====== Information shown ======
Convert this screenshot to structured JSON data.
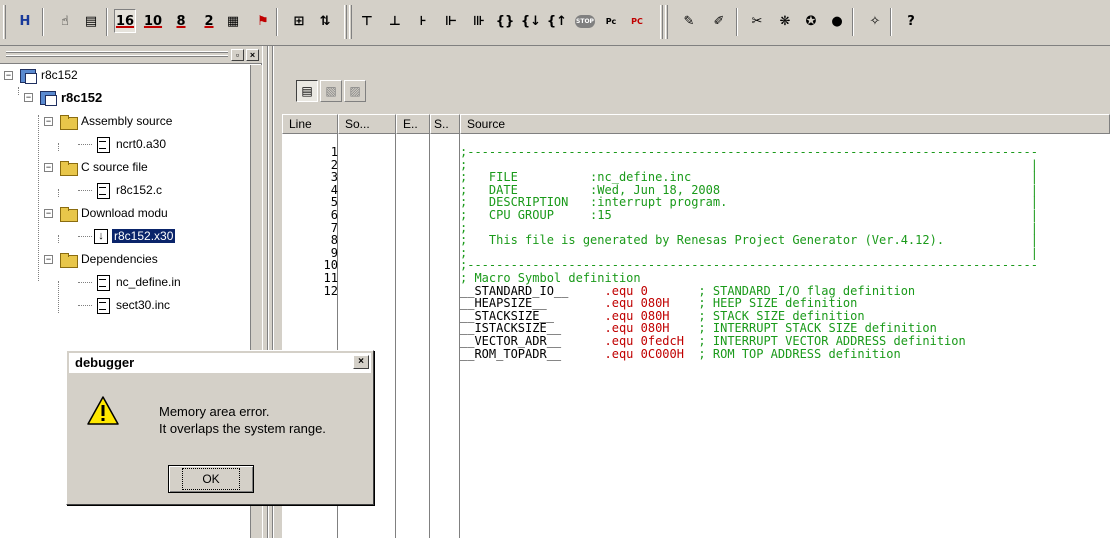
{
  "toolbar": {
    "radix_16": "16",
    "radix_10": "10",
    "radix_8": "8",
    "radix_2": "2",
    "step_in_pc": "Pc",
    "step_pc": "PC",
    "stop": "STOP"
  },
  "workspace": {
    "tree": [
      {
        "label": "r8c152"
      },
      {
        "label": "r8c152"
      },
      {
        "label": "Assembly source"
      },
      {
        "label": "ncrt0.a30"
      },
      {
        "label": "C source file"
      },
      {
        "label": "r8c152.c"
      },
      {
        "label": "Download modu"
      },
      {
        "label": "r8c152.x30"
      },
      {
        "label": "Dependencies"
      },
      {
        "label": "nc_define.in"
      },
      {
        "label": "sect30.inc"
      }
    ]
  },
  "editor": {
    "columns": [
      "Line",
      "So...",
      "E..",
      "S..",
      "Source"
    ],
    "line_numbers": [
      "1",
      "2",
      "3",
      "4",
      "5",
      "6",
      "7",
      "8",
      "9",
      "10",
      "11",
      "12"
    ],
    "source_lines": [
      ";-------------------------------------------------------------------------------",
      ";                                                                              |",
      ";   FILE          :nc_define.inc                                               |",
      ";   DATE          :Wed, Jun 18, 2008                                           |",
      ";   DESCRIPTION   :interrupt program.                                          |",
      ";   CPU GROUP     :15                                                          |",
      ";                                                                              |",
      ";   This file is generated by Renesas Project Generator (Ver.4.12).            |",
      ";                                                                              |",
      ";-------------------------------------------------------------------------------",
      "; Macro Symbol definition"
    ],
    "macros": [
      {
        "sym": "__STANDARD_IO__",
        "dir": ".equ",
        "val": "0",
        "cmt": "; STANDARD I/O flag definition"
      },
      {
        "sym": "__HEAPSIZE__",
        "dir": ".equ",
        "val": "080H",
        "cmt": "; HEEP SIZE definition"
      },
      {
        "sym": "__STACKSIZE__",
        "dir": ".equ",
        "val": "080H",
        "cmt": "; STACK SIZE definition"
      },
      {
        "sym": "__ISTACKSIZE__",
        "dir": ".equ",
        "val": "080H",
        "cmt": "; INTERRUPT STACK SIZE definition"
      },
      {
        "sym": "__VECTOR_ADR__",
        "dir": ".equ",
        "val": "0fedcH",
        "cmt": "; INTERRUPT VECTOR ADDRESS definition"
      },
      {
        "sym": "__ROM_TOPADR__",
        "dir": ".equ",
        "val": "0C000H",
        "cmt": "; ROM TOP ADDRESS definition"
      }
    ]
  },
  "dialog": {
    "title": "debugger",
    "message_line1": "Memory area error.",
    "message_line2": "It overlaps the system range.",
    "ok_label": "OK",
    "close_glyph": "×"
  }
}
======
◆ Exercise requirements
All the records need to be repeated exactly, with the images dropped.

◆ Task result
Convert this screenshot to structured JSON data.
{
  "toolbar": {
    "radix_16": "16",
    "radix_10": "10",
    "radix_8": "8",
    "radix_2": "2",
    "step_in_pc": "Pc",
    "step_pc": "PC",
    "stop": "STOP"
  },
  "workspace": {
    "tree": [
      {
        "label": "r8c152"
      },
      {
        "label": "r8c152"
      },
      {
        "label": "Assembly source"
      },
      {
        "label": "ncrt0.a30"
      },
      {
        "label": "C source file"
      },
      {
        "label": "r8c152.c"
      },
      {
        "label": "Download modu"
      },
      {
        "label": "r8c152.x30"
      },
      {
        "label": "Dependencies"
      },
      {
        "label": "nc_define.in"
      },
      {
        "label": "sect30.inc"
      }
    ]
  },
  "editor": {
    "columns": [
      "Line",
      "So...",
      "E..",
      "S..",
      "Source"
    ],
    "line_numbers": [
      "1",
      "2",
      "3",
      "4",
      "5",
      "6",
      "7",
      "8",
      "9",
      "10",
      "11",
      "12"
    ],
    "source_lines": [
      ";-------------------------------------------------------------------------------",
      ";                                                                              |",
      ";   FILE          :nc_define.inc                                               |",
      ";   DATE          :Wed, Jun 18, 2008                                           |",
      ";   DESCRIPTION   :interrupt program.                                          |",
      ";   CPU GROUP     :15                                                          |",
      ";                                                                              |",
      ";   This file is generated by Renesas Project Generator (Ver.4.12).            |",
      ";                                                                              |",
      ";-------------------------------------------------------------------------------",
      "; Macro Symbol definition"
    ],
    "macros": [
      {
        "sym": "__STANDARD_IO__",
        "dir": ".equ",
        "val": "0",
        "cmt": "; STANDARD I/O flag definition"
      },
      {
        "sym": "__HEAPSIZE__",
        "dir": ".equ",
        "val": "080H",
        "cmt": "; HEEP SIZE definition"
      },
      {
        "sym": "__STACKSIZE__",
        "dir": ".equ",
        "val": "080H",
        "cmt": "; STACK SIZE definition"
      },
      {
        "sym": "__ISTACKSIZE__",
        "dir": ".equ",
        "val": "080H",
        "cmt": "; INTERRUPT STACK SIZE definition"
      },
      {
        "sym": "__VECTOR_ADR__",
        "dir": ".equ",
        "val": "0fedcH",
        "cmt": "; INTERRUPT VECTOR ADDRESS definition"
      },
      {
        "sym": "__ROM_TOPADR__",
        "dir": ".equ",
        "val": "0C000H",
        "cmt": "; ROM TOP ADDRESS definition"
      }
    ]
  },
  "dialog": {
    "title": "debugger",
    "message_line1": "Memory area error.",
    "message_line2": "It overlaps the system range.",
    "ok_label": "OK",
    "close_glyph": "×"
  }
}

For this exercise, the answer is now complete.